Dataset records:

※ ※ ※

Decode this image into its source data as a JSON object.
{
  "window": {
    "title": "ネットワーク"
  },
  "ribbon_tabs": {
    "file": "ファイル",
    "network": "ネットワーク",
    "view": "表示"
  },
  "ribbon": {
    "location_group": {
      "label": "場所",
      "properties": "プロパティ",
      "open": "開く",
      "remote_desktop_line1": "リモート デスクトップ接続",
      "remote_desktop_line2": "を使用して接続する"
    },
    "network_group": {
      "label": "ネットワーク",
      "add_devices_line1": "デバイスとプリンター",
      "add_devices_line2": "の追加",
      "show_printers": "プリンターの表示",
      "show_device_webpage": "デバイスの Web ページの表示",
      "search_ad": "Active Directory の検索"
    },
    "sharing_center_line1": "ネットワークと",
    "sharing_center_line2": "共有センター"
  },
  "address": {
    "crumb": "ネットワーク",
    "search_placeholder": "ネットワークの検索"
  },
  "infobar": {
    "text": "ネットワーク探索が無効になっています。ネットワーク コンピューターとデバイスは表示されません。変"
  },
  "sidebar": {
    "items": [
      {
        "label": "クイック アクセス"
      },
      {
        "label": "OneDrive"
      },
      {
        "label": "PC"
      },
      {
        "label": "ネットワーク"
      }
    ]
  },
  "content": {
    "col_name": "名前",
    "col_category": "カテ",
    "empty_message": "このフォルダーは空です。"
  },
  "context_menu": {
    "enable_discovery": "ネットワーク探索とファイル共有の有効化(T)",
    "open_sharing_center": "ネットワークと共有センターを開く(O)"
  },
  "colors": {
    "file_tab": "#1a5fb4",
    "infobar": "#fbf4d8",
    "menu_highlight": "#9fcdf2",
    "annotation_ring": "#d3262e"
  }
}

※ ※ ※

* [What you should do] Filter the records above for lines containing the word "label", and copy those lines.

* [The output]
      "label": "場所",
      "label": "ネットワーク",
        "label": "クイック アクセス"
        "label": "OneDrive"
        "label": "PC"
        "label": "ネットワーク"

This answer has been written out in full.